** Begin SUPPLIED DATA **

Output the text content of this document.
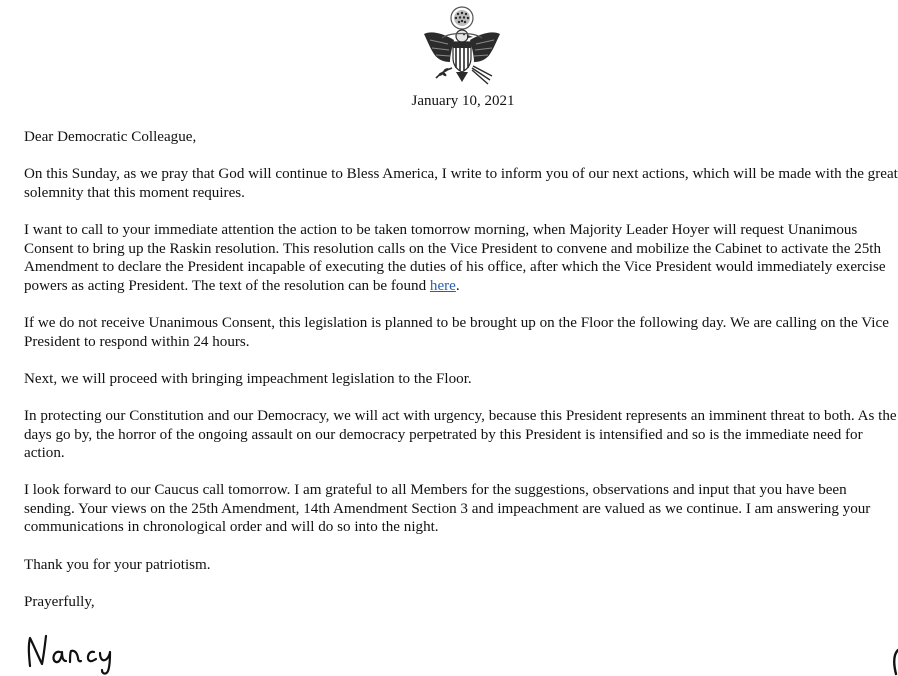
January 10, 2021

Dear Democratic Colleague,

On this Sunday, as we pray that God will continue to Bless America, I write to inform you of our next actions, which will be made with the great solemnity that this moment requires.

I want to call to your immediate attention the action to be taken tomorrow morning, when Majority Leader Hoyer will request Unanimous Consent to bring up the Raskin resolution. This resolution calls on the Vice President to convene and mobilize the Cabinet to activate the 25th Amendment to declare the President incapable of executing the duties of his office, after which the Vice President would immediately exercise powers as acting President. The text of the resolution can be found here.

If we do not receive Unanimous Consent, this legislation is planned to be brought up on the Floor the following day. We are calling on the Vice President to respond within 24 hours.

Next, we will proceed with bringing impeachment legislation to the Floor.

In protecting our Constitution and our Democracy, we will act with urgency, because this President represents an imminent threat to both. As the days go by, the horror of the ongoing assault on our democracy perpetrated by this President is intensified and so is the immediate need for action.

I look forward to our Caucus call tomorrow. I am grateful to all Members for the suggestions, observations and input that you have been sending. Your views on the 25th Amendment, 14th Amendment Section 3 and impeachment are valued as we continue. I am answering your communications in chronological order and will do so into the night.

Thank you for your patriotism.

Prayerfully,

** End SUPPLIED DATA **

WHAT NEEDS TO BE DONE> Extract all the entries word for word; omit any pictures.

THE SOLUTION>
Output the text content of this document.
January 10, 2021

Dear Democratic Colleague,

On this Sunday, as we pray that God will continue to Bless America, I write to inform you of our next actions, which will be made with the great solemnity that this moment requires.

I want to call to your immediate attention the action to be taken tomorrow morning, when Majority Leader Hoyer will request Unanimous Consent to bring up the Raskin resolution. This resolution calls on the Vice President to convene and mobilize the Cabinet to activate the 25th Amendment to declare the President incapable of executing the duties of his office, after which the Vice President would immediately exercise powers as acting President. The text of the resolution can be found here.

If we do not receive Unanimous Consent, this legislation is planned to be brought up on the Floor the following day. We are calling on the Vice President to respond within 24 hours.

Next, we will proceed with bringing impeachment legislation to the Floor.

In protecting our Constitution and our Democracy, we will act with urgency, because this President represents an imminent threat to both. As the days go by, the horror of the ongoing assault on our democracy perpetrated by this President is intensified and so is the immediate need for action.

I look forward to our Caucus call tomorrow. I am grateful to all Members for the suggestions, observations and input that you have been sending. Your views on the 25th Amendment, 14th Amendment Section 3 and impeachment are valued as we continue. I am answering your communications in chronological order and will do so into the night.

Thank you for your patriotism.

Prayerfully,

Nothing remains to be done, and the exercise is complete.